- _Aufgaben_:
1. Welche Sätze im Text über Müdigkeit und Haushalt beginnen mit „Manchmal“? Nenne sie alle im vollen Wortlaut.
2. Kannst du den Text über Müdigkeit und Haushalt im selben Ton nach seinem letzten Satz fortsetzen?
─── Textauszug ───
30. November 2012Manchmal, wenn die Tage zum Bersten voll waren, sagt eine Instanz in mir, ich
solle nachts noch Zeit ganz für mich haben. Manchmal geht es vom Vormittag bis vier Uhr
morgens mit mir durch. Manchmal ist mein Leib erschöpft und zerrt meinen Geist aufs Sofa.
Manchmal ist meine leibliche Munterkeit eine Bürde, weil mein Kopf das Denken abgebrochen
hat.
Was für eine feine Mischung für ein fumlinantes
Durcheinander! Wenn gar nichts gelingen will, ich hab aber das Gefühl, es müßte noch
etwas erledigt werden, widme ich mich diesen oder jenen Aufräumarbeiten. Davon profitiert
meine Wohnung am wenigsten.
Daran erkenne ich auch meinen Sohn. Wir saßen eben, solche
Dinge erörternd. Gabriel meinte, zwei Stunden Ziegelschleppen sei ihm lieber als Geschirr
abwaschen und aufräumen. Ich hab zustimmend genickt, mehr an Zustimmung hätte ich mir
nicht erlaubt.
Mir sind dabei kleine Auswege parat. Früher hatten Leute
unserer Herkunft kein solches Tegerlwerk mit dem Haushalt, erzählte ich ihm. Männer und
Frauen hätten den ganzen Tag ganz andere und wichtigere Arbeiten gehabt, damit genug
Essen auf den Tisch kam. Ein sauberer Haushalt sei da nicht wichtig genug gewesen.
Das ist natürlich nicht fair, aber sozialgeschichtlich
durchaus haltbar. Mir ist heute außerdem nach Zerstreuung. Es ist in den letzten Monaten
so viel gelungen und ich bin müde.
─── Datensätze ───
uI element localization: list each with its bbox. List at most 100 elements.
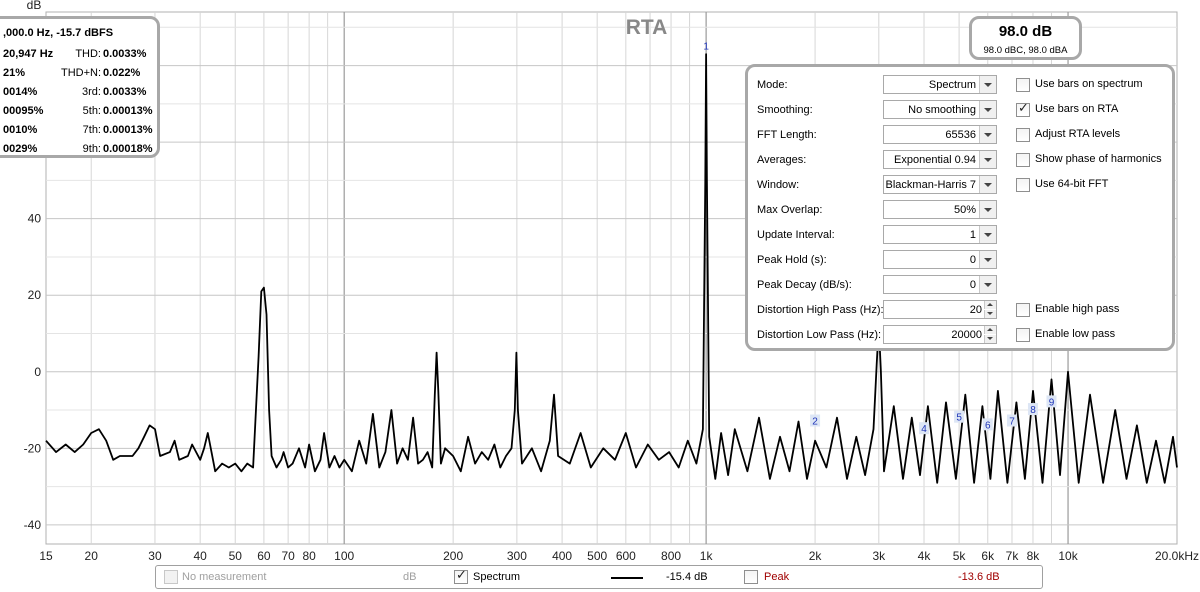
chevron-down-icon[interactable] [979, 126, 996, 143]
distortion-metric-label: 7th: [82, 124, 101, 136]
x-tick-label: 500 [587, 549, 607, 563]
spectrum-checkbox[interactable] [454, 568, 468, 584]
spin-down-icon[interactable] [984, 335, 996, 343]
setting-dropdown[interactable]: 0 [883, 250, 997, 269]
checkbox-icon[interactable] [1016, 153, 1030, 167]
x-tick-label: 3k [872, 549, 886, 563]
distortion-metric-label: 3rd: [82, 86, 101, 98]
spin-up-icon[interactable] [984, 301, 996, 309]
spin-up-icon[interactable] [984, 326, 996, 334]
rta-settings-panel: Mode: Spectrum Smoothing: No smoothing FFT L… [745, 64, 1175, 351]
harmonic-marker-bg [1046, 395, 1057, 408]
x-tick-label: 4k [918, 549, 932, 563]
no-measurement-checkbox[interactable] [164, 570, 178, 584]
distortion-metric-label: 5th: [82, 105, 101, 117]
chevron-down-icon[interactable] [979, 201, 996, 218]
setting-checkbox[interactable]: Enable high pass [1016, 303, 1176, 319]
setting-label: Update Interval: [757, 229, 835, 241]
setting-checkbox[interactable]: Enable low pass [1016, 328, 1176, 344]
harmonic-marker: 8 [1030, 405, 1036, 416]
setting-spinbox[interactable]: 20 [883, 300, 997, 319]
setting-row: Window: Blackman-Harris 7 [757, 175, 1007, 196]
harmonic-markers: 1 2 4 5 6 7 8 9 [703, 41, 1057, 435]
distortion-metric-value: 0.0033% [103, 48, 147, 60]
checkbox-icon[interactable] [1016, 78, 1030, 92]
x-tick-label: 2k [809, 549, 823, 563]
x-tick-label: 15 [39, 549, 53, 563]
distortion-row: 20,947 Hz THD: 0.0033% [0, 48, 161, 67]
setting-dropdown[interactable]: No smoothing [883, 100, 997, 119]
setting-dropdown[interactable]: Spectrum [883, 75, 997, 94]
setting-checkbox[interactable]: Adjust RTA levels [1016, 128, 1176, 144]
setting-label: Window: [757, 179, 800, 191]
x-tick-label: 70 [281, 549, 295, 563]
chevron-down-icon[interactable] [979, 101, 996, 118]
harmonic-marker: 1 [703, 41, 709, 52]
peak-value: -13.6 dB [958, 571, 1000, 583]
distortion-row: 0029% 9th: 0.00018% [0, 143, 161, 162]
spectrum-line-swatch [611, 577, 643, 579]
setting-value: Blackman-Harris 7 [885, 179, 976, 191]
setting-dropdown[interactable]: Blackman-Harris 7 [883, 175, 997, 194]
setting-label: Distortion High Pass (Hz): [757, 304, 884, 316]
distortion-readout-panel: ,000.0 Hz, -15.7 dBFS 20,947 Hz THD: 0.003… [0, 16, 160, 158]
distortion-left-value: 20,947 Hz [3, 48, 54, 60]
chevron-down-icon[interactable] [979, 151, 996, 168]
chevron-down-icon[interactable] [979, 176, 996, 193]
checkbox-icon[interactable] [1016, 303, 1030, 317]
setting-label: FFT Length: [757, 129, 817, 141]
checkbox-icon[interactable] [1016, 101, 1030, 117]
setting-row: Smoothing: No smoothing [757, 100, 1007, 121]
setting-dropdown[interactable]: 1 [883, 225, 997, 244]
distortion-left-value: 00095% [3, 105, 44, 117]
chevron-down-icon[interactable] [979, 251, 996, 268]
distortion-metric-label: THD+N: [60, 67, 101, 79]
distortion-row: 0014% 3rd: 0.0033% [0, 86, 161, 105]
legend-bar: No measurement dB Spectrum -15.4 dB Peak… [155, 565, 1043, 589]
x-tick-label: 50 [229, 549, 243, 563]
setting-value: Exponential 0.94 [894, 154, 976, 166]
chevron-down-icon[interactable] [979, 76, 996, 93]
spectrum-value: -15.4 dB [666, 571, 708, 583]
setting-checkbox[interactable]: Use bars on RTA [1016, 101, 1176, 119]
peak-checkbox[interactable] [744, 570, 758, 584]
setting-checkbox[interactable]: Show phase of harmonics [1016, 153, 1176, 169]
setting-value: 20000 [951, 329, 982, 341]
checkbox-label: Enable high pass [1035, 303, 1120, 315]
spin-down-icon[interactable] [984, 310, 996, 318]
setting-checkbox[interactable]: Use bars on spectrum [1016, 78, 1176, 94]
x-tick-label: 400 [552, 549, 572, 563]
setting-dropdown[interactable]: Exponential 0.94 [883, 150, 997, 169]
distortion-metric-label: THD: [75, 48, 101, 60]
setting-row: Mode: Spectrum [757, 75, 1007, 96]
setting-row: FFT Length: 65536 [757, 125, 1007, 146]
harmonic-marker: 9 [1049, 397, 1055, 408]
setting-dropdown[interactable]: 65536 [883, 125, 997, 144]
checkbox-icon[interactable] [1016, 178, 1030, 192]
distortion-metric-value: 0.00013% [103, 124, 153, 136]
setting-checkbox[interactable]: Use 64-bit FFT [1016, 178, 1176, 194]
no-measurement-unit: dB [403, 571, 417, 583]
chevron-down-icon[interactable] [979, 226, 996, 243]
checkbox-icon[interactable] [1016, 328, 1030, 342]
setting-label: Peak Hold (s): [757, 254, 827, 266]
setting-label: Mode: [757, 79, 788, 91]
x-tick-label: 100 [334, 549, 354, 563]
setting-label: Smoothing: [757, 104, 813, 116]
y-tick-label: 20 [28, 288, 42, 302]
setting-row: Averages: Exponential 0.94 [757, 150, 1007, 171]
spectrum-trace [45, 53, 1178, 484]
setting-value: 50% [953, 204, 976, 216]
level-readout-panel: 98.0 dB 98.0 dBC, 98.0 dBA [969, 16, 1082, 60]
x-tick-label: 1k [700, 549, 714, 563]
setting-dropdown[interactable]: 50% [883, 200, 997, 219]
checkbox-icon[interactable] [1016, 128, 1030, 142]
setting-dropdown[interactable]: 0 [883, 275, 997, 294]
setting-row: Peak Hold (s): 0 [757, 250, 1007, 271]
chevron-down-icon[interactable] [979, 276, 996, 293]
distortion-row: 21% THD+N: 0.022% [0, 67, 161, 86]
x-tick-label: 600 [616, 549, 636, 563]
setting-spinbox[interactable]: 20000 [883, 325, 997, 344]
distortion-left-value: 21% [3, 67, 26, 79]
setting-value: No smoothing [908, 104, 976, 116]
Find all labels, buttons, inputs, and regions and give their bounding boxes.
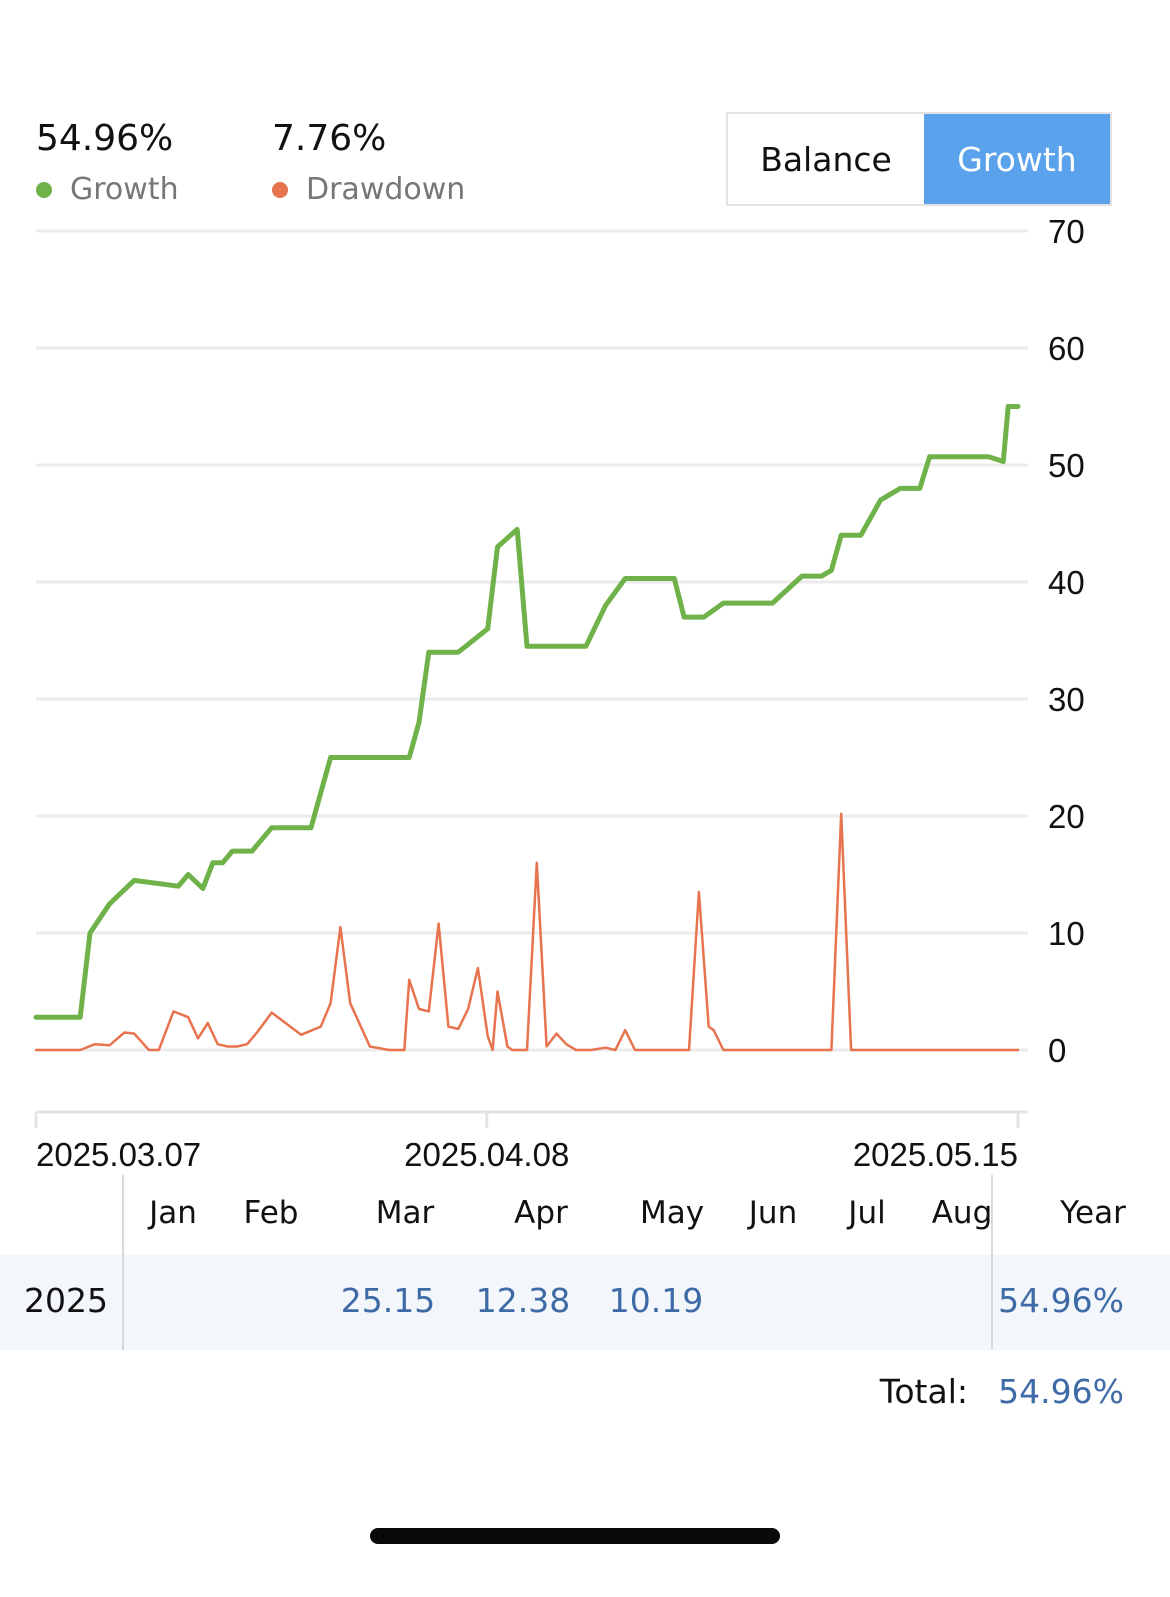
y-tick-label-30: 30 bbox=[1048, 681, 1085, 718]
drawdown-dot-icon bbox=[272, 182, 288, 198]
month-header-aug: Aug bbox=[931, 1195, 993, 1231]
growth-stat: 54.96% Growth bbox=[36, 118, 256, 218]
month-header-mar: Mar bbox=[375, 1195, 435, 1231]
total-value: 54.96% bbox=[998, 1372, 1124, 1411]
month-header-feb: Feb bbox=[243, 1195, 299, 1231]
table-divider-right bbox=[991, 1175, 993, 1350]
y-tick-label-50: 50 bbox=[1048, 447, 1085, 484]
cell-year-total: 54.96% bbox=[998, 1281, 1124, 1320]
cell-may: 10.19 bbox=[608, 1281, 704, 1320]
cell-apr: 12.38 bbox=[475, 1281, 571, 1320]
drawdown-series-line bbox=[34, 812, 1020, 1052]
drawdown-value: 7.76% bbox=[272, 118, 387, 159]
month-header-may: May bbox=[639, 1195, 705, 1231]
chart-mode-toggle: Balance Growth bbox=[726, 112, 1112, 206]
month-header-apr: Apr bbox=[514, 1195, 568, 1231]
total-label: Total: bbox=[879, 1372, 968, 1411]
table-row: 2025 25.15 12.38 10.19 54.96% bbox=[0, 1255, 1170, 1350]
year-header: Year bbox=[1060, 1195, 1126, 1231]
balance-button[interactable]: Balance bbox=[728, 114, 924, 204]
x-tick-label-2: 2025.05.15 bbox=[853, 1136, 1018, 1173]
y-tick-label-10: 10 bbox=[1048, 915, 1085, 952]
y-tick-label-40: 40 bbox=[1048, 564, 1085, 601]
y-tick-label-0: 0 bbox=[1048, 1032, 1066, 1069]
home-indicator[interactable] bbox=[370, 1528, 780, 1544]
x-tick-label-1: 2025.04.08 bbox=[404, 1136, 569, 1173]
drawdown-stat: 7.76% Drawdown bbox=[272, 118, 512, 218]
total-row: Total: 54.96% bbox=[0, 1372, 1170, 1422]
growth-dot-icon bbox=[36, 182, 52, 198]
month-header-jun: Jun bbox=[748, 1195, 798, 1231]
growth-button[interactable]: Growth bbox=[924, 114, 1110, 204]
growth-value: 54.96% bbox=[36, 118, 174, 159]
y-tick-label-70: 70 bbox=[1048, 213, 1085, 250]
growth-series-line bbox=[33, 404, 1021, 1020]
cell-mar: 25.15 bbox=[340, 1281, 436, 1320]
growth-chart: 70 60 50 40 30 20 10 0 2025.03.07 2025.04.08 2025.… bbox=[33, 213, 1085, 1173]
month-header-jan: Jan bbox=[149, 1195, 197, 1231]
row-year-label: 2025 bbox=[24, 1281, 108, 1320]
growth-label: Growth bbox=[70, 172, 179, 207]
table-divider-left bbox=[122, 1175, 124, 1350]
y-tick-label-60: 60 bbox=[1048, 330, 1085, 367]
x-tick-label-0: 2025.03.07 bbox=[36, 1136, 201, 1173]
y-tick-label-20: 20 bbox=[1048, 798, 1085, 835]
drawdown-label: Drawdown bbox=[306, 172, 466, 207]
month-header-jul: Jul bbox=[848, 1195, 886, 1231]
───
- _Antworten_:
1.
1. Manchmal, wenn die Tage zum Bersten voll waren, sagt eine Instanz in mir, ich solle nachts noch Zeit ganz für mich haben.
2. Manchmal geht es vom Vormittag bis vier Uhr morgens mit mir durch.
3. Manchmal ist mein Leib erschöpft und zerrt meinen Geist aufs Sofa.
4. Manchmal ist meine leibliche Munterkeit eine Bürde, weil mein Kopf das Denken abgebrochen hat.

2.
Zerstreuung, das heißt etwa, ganz unerhebliche Dinge
dürfen kurz großes Gewicht bekommen. Wie etwa meine Freude darüber, daß ich endlich
eine tiefe Lücke in meiner Sammlung schließen konnte. Ee ist ein Fiat 600 im Maßstab
1:87.
Dieses Auto hat für die Massenmotorisierung Europas eine
weit diffizilere Bedeutung als der VW Käfer. Es ist eine ziemlich glanzlose Glanzleistung
italienischer Ingenieure unter Dante Giacosa. Diese ganze Geschichte ist sowieso erst halb
erzählt.
Was ich in jüngerer Vergangenheit hier angerissen habe,
ist übrigens auch daran geknüpft. Unsere Mobilitätsgeschichte und ihre Mythen.
Aufstiegsphantasien. Teilhabe am Reichtum. Was ist was? Und wie wird davon erzählt? Wer
hat Zugänge zur Öffentlichkeit und wer nicht?
Wir haben auf regionaler und lokaler Ebene ausreichend
Gelegenheit, diesen Fragen nachzugehen. So haben etwa meine Anfechtungen des
Wolfmayr'schen Trivialromans über Gleisdorf keine formellen Erwiderungen. Dabei hat die
Autorin fast nichts von dem ausgelassen, was in einer kleinstädtischen Kommunität der
Reflexion wert wäre.
Heißt das, Reflexion ist generell unerwünscht? Das glaube
ich nicht. Es geht hier eher um Mittel und Modalitäten. Ich wechsle kurz das Thema und
bleibe dennoch bei der Sache.
Unsere Arbeitsleiste "smart setting" [link] ist nun auf der Schiene.
Ich habe es an anderer Stelle schon erwähnt: Wäre mindestens der Gleisdorfer
Bürgermeister so ein Vollpfosten, wie jener in Wolfmayr's Roman, es ginge all das nicht,
womit wir uns derzeit auch auf dem Kulturfeld und im Dialog mit dem offiziellen Gleisdorf
befassen.
Also geht es auch um die Frage: Wie über Kunst denken? Und
sprechen? Wie den Kunstbetroeb darstellen?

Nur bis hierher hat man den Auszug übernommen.